* [Exercise task] Show each line from the listing that includes the word "Chan".

* [Provided data]
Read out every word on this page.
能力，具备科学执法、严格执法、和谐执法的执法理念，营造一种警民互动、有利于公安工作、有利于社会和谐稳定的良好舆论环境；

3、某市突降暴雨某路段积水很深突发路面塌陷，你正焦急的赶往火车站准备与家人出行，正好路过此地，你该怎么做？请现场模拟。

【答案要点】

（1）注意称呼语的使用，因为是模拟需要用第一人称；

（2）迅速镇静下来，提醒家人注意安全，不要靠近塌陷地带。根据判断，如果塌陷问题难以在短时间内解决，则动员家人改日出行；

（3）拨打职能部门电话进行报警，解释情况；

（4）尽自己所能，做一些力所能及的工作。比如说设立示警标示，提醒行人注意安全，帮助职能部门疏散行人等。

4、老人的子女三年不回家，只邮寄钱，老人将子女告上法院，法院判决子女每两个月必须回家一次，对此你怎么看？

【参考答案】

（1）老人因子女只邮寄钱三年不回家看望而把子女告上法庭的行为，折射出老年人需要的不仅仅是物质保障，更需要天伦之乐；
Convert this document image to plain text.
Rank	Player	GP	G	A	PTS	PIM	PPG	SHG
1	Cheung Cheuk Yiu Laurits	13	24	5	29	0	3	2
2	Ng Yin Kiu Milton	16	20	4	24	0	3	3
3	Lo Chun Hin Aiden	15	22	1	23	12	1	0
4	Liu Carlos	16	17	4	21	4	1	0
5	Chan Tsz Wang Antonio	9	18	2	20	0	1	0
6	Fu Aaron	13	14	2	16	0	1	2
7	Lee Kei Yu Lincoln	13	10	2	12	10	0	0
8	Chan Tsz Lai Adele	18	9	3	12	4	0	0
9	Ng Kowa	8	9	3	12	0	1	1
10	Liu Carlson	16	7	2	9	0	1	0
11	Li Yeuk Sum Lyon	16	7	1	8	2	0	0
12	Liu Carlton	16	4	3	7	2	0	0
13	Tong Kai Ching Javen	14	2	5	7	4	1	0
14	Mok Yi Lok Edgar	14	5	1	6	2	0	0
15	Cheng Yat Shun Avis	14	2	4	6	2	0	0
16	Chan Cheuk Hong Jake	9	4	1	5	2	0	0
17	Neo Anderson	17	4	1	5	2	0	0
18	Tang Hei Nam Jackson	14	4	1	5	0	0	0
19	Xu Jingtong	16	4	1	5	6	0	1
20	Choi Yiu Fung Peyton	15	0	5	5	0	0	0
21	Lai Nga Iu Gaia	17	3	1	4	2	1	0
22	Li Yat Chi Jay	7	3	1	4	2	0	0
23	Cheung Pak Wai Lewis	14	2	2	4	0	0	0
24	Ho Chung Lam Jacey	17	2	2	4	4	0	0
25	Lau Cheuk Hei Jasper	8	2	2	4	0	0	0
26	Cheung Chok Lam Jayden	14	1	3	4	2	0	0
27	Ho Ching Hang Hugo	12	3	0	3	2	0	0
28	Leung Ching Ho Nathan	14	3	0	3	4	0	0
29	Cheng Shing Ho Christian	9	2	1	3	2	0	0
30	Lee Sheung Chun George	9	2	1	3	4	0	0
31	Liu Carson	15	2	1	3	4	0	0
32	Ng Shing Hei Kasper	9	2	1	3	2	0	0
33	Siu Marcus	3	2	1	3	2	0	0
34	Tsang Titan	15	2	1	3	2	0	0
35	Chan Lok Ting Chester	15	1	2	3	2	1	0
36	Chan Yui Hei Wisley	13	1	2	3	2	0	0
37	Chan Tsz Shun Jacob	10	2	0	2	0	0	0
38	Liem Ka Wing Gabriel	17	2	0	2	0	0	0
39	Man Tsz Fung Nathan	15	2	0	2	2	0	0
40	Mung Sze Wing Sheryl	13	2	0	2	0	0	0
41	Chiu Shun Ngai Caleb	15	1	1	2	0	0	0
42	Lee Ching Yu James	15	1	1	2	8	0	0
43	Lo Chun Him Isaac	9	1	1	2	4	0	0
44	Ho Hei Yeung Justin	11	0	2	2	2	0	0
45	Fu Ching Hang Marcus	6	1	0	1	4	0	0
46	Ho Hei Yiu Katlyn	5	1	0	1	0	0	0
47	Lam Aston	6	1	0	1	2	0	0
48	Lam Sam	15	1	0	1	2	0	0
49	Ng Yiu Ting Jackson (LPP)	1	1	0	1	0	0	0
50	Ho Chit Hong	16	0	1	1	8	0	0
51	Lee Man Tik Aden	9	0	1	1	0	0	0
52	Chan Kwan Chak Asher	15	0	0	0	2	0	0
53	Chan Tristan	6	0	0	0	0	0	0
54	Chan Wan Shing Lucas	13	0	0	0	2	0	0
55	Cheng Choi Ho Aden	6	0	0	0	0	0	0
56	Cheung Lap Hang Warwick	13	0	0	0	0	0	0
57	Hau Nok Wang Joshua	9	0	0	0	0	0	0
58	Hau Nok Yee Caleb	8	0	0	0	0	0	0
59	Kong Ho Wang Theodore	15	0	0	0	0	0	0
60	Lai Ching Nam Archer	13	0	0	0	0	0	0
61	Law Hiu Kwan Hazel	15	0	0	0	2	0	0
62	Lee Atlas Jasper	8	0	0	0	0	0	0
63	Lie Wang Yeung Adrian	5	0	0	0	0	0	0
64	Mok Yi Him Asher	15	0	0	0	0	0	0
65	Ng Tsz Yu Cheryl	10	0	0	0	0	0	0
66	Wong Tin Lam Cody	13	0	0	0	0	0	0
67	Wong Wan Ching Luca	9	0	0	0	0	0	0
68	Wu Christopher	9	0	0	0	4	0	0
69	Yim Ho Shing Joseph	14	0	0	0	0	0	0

* [Answer to the task]
5	Chan Tsz Wang Antonio	9	18	2	20	0	1	0
8	Chan Tsz Lai Adele	18	9	3	12	4	0	0
16	Chan Cheuk Hong Jake	9	4	1	5	2	0	0
35	Chan Lok Ting Chester	15	1	2	3	2	1	0
36	Chan Yui Hei Wisley	13	1	2	3	2	0	0
37	Chan Tsz Shun Jacob	10	2	0	2	0	0	0
52	Chan Kwan Chak Asher	15	0	0	0	2	0	0
53	Chan Tristan	6	0	0	0	0	0	0
54	Chan Wan Shing Lucas	13	0	0	0	2	0	0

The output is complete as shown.